** Start DATA ROWS **

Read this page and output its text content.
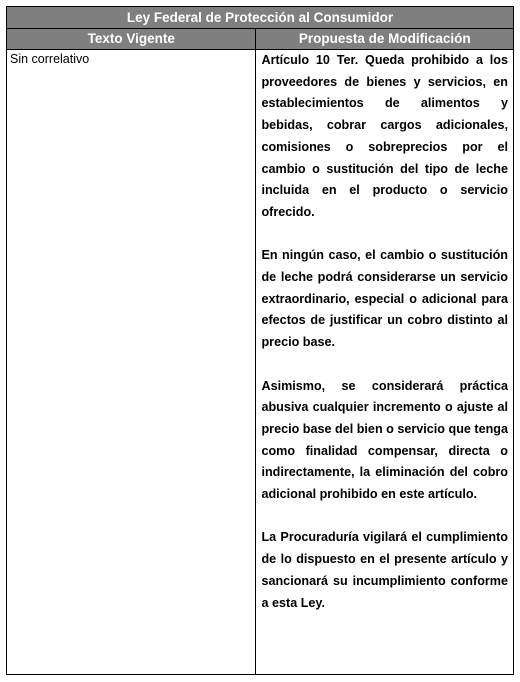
Ley Federal de Protección al Consumidor	
Texto Vigente	Propuesta de Modificación
Sin correlativo	Artículo 10 Ter. Queda prohibido a los proveedores de bienes y servicios, en establecimientos de alimentos y bebidas, cobrar cargos adicionales, comisiones o sobreprecios por el cambio o sustitución del tipo de leche incluida en el producto o servicio ofrecido.

En ningún caso, el cambio o sustitución de leche podrá considerarse un servicio extraordinario, especial o adicional para efectos de justificar un cobro distinto al precio base.

Asimismo, se considerará práctica abusiva cualquier incremento o ajuste al precio base del bien o servicio que tenga como finalidad compensar, directa o indirectamente, la eliminación del cobro adicional prohibido en este artículo.

La Procuraduría vigilará el cumplimiento de lo dispuesto en el presente artículo y sancionará su incumplimiento conforme a esta Ley.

** End DATA ROWS **

TASK INSTRUCTIONS.
Reproduce every record above exactly, omitting the pictures.

SOLUTION FOR THIS PROBLEM.
Read this page and output its text content.
Ley Federal de Protección al Consumidor	
Texto Vigente	Propuesta de Modificación
Sin correlativo	Artículo 10 Ter. Queda prohibido a los proveedores de bienes y servicios, en establecimientos de alimentos y bebidas, cobrar cargos adicionales, comisiones o sobreprecios por el cambio o sustitución del tipo de leche incluida en el producto o servicio ofrecido.

En ningún caso, el cambio o sustitución de leche podrá considerarse un servicio extraordinario, especial o adicional para efectos de justificar un cobro distinto al precio base.

Asimismo, se considerará práctica abusiva cualquier incremento o ajuste al precio base del bien o servicio que tenga como finalidad compensar, directa o indirectamente, la eliminación del cobro adicional prohibido en este artículo.

La Procuraduría vigilará el cumplimiento de lo dispuesto en el presente artículo y sancionará su incumplimiento conforme a esta Ley.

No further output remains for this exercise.